====== Dataset excerpts

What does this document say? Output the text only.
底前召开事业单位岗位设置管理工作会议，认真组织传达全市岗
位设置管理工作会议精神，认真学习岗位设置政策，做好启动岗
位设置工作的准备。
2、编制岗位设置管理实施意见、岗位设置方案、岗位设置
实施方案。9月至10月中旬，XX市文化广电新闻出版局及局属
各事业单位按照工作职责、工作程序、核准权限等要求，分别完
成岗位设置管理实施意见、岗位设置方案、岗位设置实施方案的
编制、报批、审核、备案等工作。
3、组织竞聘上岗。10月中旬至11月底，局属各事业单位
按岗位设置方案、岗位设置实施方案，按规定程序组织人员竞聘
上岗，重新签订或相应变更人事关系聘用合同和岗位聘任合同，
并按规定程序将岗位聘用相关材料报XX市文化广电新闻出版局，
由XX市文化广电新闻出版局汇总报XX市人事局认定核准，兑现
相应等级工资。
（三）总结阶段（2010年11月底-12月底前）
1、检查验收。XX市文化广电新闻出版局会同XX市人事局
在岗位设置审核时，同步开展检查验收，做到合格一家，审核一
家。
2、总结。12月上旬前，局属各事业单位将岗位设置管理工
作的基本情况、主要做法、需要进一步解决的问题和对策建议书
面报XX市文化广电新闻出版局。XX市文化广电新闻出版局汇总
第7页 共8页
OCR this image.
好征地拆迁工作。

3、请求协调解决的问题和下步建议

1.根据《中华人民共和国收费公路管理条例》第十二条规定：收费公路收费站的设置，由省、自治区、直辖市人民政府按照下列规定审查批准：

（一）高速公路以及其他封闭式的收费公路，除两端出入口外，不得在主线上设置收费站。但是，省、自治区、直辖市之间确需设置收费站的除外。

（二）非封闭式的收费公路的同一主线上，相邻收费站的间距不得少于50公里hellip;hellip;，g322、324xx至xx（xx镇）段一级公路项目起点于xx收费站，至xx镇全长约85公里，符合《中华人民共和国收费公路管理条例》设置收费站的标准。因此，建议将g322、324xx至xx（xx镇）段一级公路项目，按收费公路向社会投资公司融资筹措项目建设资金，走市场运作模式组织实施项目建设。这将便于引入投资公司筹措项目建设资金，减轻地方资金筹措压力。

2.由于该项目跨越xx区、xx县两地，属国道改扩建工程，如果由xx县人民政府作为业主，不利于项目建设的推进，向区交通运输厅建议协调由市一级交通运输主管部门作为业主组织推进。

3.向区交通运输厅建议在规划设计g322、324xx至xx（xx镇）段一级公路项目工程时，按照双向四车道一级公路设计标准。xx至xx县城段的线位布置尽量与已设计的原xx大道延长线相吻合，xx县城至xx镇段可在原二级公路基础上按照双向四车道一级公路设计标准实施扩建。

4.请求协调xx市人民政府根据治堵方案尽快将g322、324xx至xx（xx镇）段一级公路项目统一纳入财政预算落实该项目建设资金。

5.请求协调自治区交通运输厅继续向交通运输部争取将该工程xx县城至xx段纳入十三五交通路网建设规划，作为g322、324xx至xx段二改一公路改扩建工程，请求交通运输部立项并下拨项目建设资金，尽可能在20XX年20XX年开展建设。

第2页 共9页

============

_What you have to do:_ Extract all of the data exactly as written.

_Response to the exercise:_
What does this document say? Output the text only.
底前召开事业单位岗位设置管理工作会议，认真组织传达全市岗
位设置管理工作会议精神，认真学习岗位设置政策，做好启动岗
位设置工作的准备。
2、编制岗位设置管理实施意见、岗位设置方案、岗位设置
实施方案。9月至10月中旬，XX市文化广电新闻出版局及局属
各事业单位按照工作职责、工作程序、核准权限等要求，分别完
成岗位设置管理实施意见、岗位设置方案、岗位设置实施方案的
编制、报批、审核、备案等工作。
3、组织竞聘上岗。10月中旬至11月底，局属各事业单位
按岗位设置方案、岗位设置实施方案，按规定程序组织人员竞聘
上岗，重新签订或相应变更人事关系聘用合同和岗位聘任合同，
并按规定程序将岗位聘用相关材料报XX市文化广电新闻出版局，
由XX市文化广电新闻出版局汇总报XX市人事局认定核准，兑现
相应等级工资。
（三）总结阶段（2010年11月底-12月底前）
1、检查验收。XX市文化广电新闻出版局会同XX市人事局
在岗位设置审核时，同步开展检查验收，做到合格一家，审核一
家。
2、总结。12月上旬前，局属各事业单位将岗位设置管理工
作的基本情况、主要做法、需要进一步解决的问题和对策建议书
面报XX市文化广电新闻出版局。XX市文化广电新闻出版局汇总
第7页 共8页
OCR this image.
好征地拆迁工作。

3、请求协调解决的问题和下步建议

1.根据《中华人民共和国收费公路管理条例》第十二条规定：收费公路收费站的设置，由省、自治区、直辖市人民政府按照下列规定审查批准：

（一）高速公路以及其他封闭式的收费公路，除两端出入口外，不得在主线上设置收费站。但是，省、自治区、直辖市之间确需设置收费站的除外。

（二）非封闭式的收费公路的同一主线上，相邻收费站的间距不得少于50公里hellip;hellip;，g322、324xx至xx（xx镇）段一级公路项目起点于xx收费站，至xx镇全长约85公里，符合《中华人民共和国收费公路管理条例》设置收费站的标准。因此，建议将g322、324xx至xx（xx镇）段一级公路项目，按收费公路向社会投资公司融资筹措项目建设资金，走市场运作模式组织实施项目建设。这将便于引入投资公司筹措项目建设资金，减轻地方资金筹措压力。

2.由于该项目跨越xx区、xx县两地，属国道改扩建工程，如果由xx县人民政府作为业主，不利于项目建设的推进，向区交通运输厅建议协调由市一级交通运输主管部门作为业主组织推进。

3.向区交通运输厅建议在规划设计g322、324xx至xx（xx镇）段一级公路项目工程时，按照双向四车道一级公路设计标准。xx至xx县城段的线位布置尽量与已设计的原xx大道延长线相吻合，xx县城至xx镇段可在原二级公路基础上按照双向四车道一级公路设计标准实施扩建。

4.请求协调xx市人民政府根据治堵方案尽快将g322、324xx至xx（xx镇）段一级公路项目统一纳入财政预算落实该项目建设资金。

5.请求协调自治区交通运输厅继续向交通运输部争取将该工程xx县城至xx段纳入十三五交通路网建设规划，作为g322、324xx至xx段二改一公路改扩建工程，请求交通运输部立项并下拨项目建设资金，尽可能在20XX年20XX年开展建设。

第2页 共9页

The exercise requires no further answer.